### Exercise instructions:
Each line of the data that includes "text" must be copied.

- Opening Delimiter -

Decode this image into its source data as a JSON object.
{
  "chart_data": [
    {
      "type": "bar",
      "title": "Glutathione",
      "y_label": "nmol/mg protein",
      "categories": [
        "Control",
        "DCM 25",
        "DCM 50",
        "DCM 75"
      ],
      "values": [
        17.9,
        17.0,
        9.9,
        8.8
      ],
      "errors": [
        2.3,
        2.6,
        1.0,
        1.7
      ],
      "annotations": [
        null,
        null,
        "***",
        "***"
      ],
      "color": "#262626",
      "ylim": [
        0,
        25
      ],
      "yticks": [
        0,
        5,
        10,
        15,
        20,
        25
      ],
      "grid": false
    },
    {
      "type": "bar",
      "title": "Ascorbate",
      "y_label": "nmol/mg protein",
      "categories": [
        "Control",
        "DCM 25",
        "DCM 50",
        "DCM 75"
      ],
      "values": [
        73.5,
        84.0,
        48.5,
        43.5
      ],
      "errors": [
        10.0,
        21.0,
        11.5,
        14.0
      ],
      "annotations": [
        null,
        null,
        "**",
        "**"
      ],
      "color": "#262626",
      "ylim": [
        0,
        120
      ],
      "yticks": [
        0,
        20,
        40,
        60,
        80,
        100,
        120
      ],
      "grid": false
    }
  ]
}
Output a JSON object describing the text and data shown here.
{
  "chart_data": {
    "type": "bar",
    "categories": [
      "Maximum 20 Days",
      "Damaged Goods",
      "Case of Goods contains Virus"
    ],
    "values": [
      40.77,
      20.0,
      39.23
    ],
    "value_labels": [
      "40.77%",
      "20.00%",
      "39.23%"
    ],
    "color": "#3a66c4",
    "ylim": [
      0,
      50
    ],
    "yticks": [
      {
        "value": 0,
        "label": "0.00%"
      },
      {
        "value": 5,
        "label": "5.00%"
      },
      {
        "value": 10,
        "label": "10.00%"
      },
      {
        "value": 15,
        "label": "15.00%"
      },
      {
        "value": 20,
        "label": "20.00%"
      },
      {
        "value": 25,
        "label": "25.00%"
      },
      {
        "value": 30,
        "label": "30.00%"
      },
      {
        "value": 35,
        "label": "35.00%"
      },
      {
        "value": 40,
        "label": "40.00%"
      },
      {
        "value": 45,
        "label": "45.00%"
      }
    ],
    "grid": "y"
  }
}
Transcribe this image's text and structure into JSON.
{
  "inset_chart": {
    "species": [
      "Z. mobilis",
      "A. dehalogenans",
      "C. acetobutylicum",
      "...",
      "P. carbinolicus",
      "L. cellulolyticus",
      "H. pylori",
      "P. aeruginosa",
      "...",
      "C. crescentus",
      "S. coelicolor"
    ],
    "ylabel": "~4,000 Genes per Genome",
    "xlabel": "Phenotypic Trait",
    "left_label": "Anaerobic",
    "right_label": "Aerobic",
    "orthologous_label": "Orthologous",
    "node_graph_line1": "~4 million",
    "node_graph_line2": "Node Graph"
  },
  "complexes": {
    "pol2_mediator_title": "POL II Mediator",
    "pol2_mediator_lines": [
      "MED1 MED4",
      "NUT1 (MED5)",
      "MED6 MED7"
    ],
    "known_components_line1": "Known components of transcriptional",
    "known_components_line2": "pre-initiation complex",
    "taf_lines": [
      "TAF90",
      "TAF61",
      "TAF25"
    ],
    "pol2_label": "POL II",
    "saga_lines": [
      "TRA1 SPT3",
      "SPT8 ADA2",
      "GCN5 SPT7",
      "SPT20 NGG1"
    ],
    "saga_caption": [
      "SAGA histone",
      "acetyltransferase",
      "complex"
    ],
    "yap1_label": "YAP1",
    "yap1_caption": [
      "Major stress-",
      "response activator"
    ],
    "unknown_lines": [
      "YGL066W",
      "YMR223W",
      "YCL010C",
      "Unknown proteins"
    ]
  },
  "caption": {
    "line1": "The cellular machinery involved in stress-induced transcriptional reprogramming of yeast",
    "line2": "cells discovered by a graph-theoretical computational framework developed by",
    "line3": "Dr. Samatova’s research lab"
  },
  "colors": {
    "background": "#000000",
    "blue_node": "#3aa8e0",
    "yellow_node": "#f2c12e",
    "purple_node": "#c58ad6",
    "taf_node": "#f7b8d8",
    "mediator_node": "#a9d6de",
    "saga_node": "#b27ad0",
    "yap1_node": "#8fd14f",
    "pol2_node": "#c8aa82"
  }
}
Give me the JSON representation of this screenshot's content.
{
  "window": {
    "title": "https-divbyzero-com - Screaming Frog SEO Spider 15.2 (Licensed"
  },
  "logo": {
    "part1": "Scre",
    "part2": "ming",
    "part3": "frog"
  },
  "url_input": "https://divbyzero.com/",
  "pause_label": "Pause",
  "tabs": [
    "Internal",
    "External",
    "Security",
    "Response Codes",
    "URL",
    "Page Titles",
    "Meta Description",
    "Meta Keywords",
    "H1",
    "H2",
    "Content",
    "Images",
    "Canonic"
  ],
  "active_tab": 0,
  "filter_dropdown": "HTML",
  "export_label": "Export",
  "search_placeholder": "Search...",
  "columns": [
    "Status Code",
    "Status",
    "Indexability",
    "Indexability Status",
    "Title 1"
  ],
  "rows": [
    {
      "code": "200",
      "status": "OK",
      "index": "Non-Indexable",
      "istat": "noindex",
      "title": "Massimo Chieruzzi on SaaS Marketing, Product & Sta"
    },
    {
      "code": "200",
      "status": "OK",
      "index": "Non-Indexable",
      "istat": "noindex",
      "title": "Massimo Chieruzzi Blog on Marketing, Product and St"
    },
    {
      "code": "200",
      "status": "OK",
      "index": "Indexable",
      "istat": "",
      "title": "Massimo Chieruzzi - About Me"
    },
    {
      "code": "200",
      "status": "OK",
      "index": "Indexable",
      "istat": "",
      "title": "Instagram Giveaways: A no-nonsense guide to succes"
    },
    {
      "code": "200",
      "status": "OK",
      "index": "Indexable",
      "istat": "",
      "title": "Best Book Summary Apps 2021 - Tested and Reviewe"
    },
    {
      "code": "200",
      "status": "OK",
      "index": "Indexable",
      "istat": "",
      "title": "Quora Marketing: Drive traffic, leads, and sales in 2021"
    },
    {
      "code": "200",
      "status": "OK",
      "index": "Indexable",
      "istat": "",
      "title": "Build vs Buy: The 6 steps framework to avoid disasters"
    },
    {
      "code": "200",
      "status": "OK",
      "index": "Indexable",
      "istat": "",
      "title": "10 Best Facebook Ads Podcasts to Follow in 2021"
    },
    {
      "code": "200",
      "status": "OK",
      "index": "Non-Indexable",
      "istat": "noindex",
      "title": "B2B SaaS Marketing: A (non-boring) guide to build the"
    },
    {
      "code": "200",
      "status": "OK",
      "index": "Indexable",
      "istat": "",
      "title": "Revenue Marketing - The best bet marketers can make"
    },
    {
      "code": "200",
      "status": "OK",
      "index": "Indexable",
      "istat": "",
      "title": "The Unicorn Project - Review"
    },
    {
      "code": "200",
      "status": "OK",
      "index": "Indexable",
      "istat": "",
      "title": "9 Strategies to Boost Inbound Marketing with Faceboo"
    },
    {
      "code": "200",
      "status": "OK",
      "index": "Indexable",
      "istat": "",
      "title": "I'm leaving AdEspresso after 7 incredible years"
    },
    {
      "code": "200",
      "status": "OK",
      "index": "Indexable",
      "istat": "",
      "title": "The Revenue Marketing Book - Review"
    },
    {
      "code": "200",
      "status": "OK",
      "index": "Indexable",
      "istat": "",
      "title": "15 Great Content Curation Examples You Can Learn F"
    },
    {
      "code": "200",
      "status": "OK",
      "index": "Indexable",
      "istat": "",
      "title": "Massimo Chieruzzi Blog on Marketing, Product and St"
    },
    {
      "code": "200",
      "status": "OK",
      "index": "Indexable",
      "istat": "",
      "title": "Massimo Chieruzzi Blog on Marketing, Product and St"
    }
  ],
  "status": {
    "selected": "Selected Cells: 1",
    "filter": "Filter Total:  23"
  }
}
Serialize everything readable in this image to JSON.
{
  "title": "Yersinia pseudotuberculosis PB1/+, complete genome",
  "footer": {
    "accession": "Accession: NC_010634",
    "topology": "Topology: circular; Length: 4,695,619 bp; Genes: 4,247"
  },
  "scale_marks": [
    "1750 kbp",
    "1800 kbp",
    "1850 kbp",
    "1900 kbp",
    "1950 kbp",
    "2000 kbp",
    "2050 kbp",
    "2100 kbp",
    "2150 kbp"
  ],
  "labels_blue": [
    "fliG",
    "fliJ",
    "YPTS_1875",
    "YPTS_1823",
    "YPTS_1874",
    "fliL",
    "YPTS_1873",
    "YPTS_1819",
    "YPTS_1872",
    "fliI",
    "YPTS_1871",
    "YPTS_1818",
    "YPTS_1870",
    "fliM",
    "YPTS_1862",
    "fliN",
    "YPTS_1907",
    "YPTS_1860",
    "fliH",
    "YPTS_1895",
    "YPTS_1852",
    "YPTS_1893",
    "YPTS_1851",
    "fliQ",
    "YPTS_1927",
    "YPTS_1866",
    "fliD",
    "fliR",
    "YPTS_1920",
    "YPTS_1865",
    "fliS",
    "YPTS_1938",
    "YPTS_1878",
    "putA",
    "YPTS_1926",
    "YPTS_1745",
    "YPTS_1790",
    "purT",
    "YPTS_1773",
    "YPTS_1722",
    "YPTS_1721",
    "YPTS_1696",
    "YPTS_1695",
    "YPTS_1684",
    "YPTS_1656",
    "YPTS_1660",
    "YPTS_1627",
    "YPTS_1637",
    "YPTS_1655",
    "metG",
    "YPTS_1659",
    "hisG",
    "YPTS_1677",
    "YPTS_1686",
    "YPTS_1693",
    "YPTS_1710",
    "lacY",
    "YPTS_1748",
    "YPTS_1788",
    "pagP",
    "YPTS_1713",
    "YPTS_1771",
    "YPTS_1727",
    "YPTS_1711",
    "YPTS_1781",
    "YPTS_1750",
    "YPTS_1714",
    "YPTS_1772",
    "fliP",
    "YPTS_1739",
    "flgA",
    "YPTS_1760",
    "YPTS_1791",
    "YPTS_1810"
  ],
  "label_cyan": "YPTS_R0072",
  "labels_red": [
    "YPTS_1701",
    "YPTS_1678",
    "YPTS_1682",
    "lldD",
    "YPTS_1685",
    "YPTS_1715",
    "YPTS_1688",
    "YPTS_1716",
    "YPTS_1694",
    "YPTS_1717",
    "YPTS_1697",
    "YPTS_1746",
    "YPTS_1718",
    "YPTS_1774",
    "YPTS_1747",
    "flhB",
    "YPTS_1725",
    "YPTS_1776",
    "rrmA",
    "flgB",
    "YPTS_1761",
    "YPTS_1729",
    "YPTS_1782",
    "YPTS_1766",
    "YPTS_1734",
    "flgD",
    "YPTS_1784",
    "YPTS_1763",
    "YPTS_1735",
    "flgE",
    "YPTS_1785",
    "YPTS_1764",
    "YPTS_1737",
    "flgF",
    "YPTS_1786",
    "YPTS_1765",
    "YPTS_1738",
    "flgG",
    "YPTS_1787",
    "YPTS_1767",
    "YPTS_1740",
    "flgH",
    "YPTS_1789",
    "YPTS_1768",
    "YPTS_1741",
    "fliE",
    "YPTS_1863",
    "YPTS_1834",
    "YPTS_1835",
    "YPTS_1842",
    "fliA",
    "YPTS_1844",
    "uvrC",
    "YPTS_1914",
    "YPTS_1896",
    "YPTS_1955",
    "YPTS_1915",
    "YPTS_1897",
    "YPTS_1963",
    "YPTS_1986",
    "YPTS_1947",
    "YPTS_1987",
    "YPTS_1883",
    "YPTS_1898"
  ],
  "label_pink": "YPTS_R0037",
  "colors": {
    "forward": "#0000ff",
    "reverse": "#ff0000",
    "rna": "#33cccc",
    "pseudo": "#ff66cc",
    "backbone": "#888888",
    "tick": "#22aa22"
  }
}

- Closing Delimiter -

### Answer for this exercise:
Output a JSON object describing the text and data shown here.
Transcribe this image's text and structure into JSON.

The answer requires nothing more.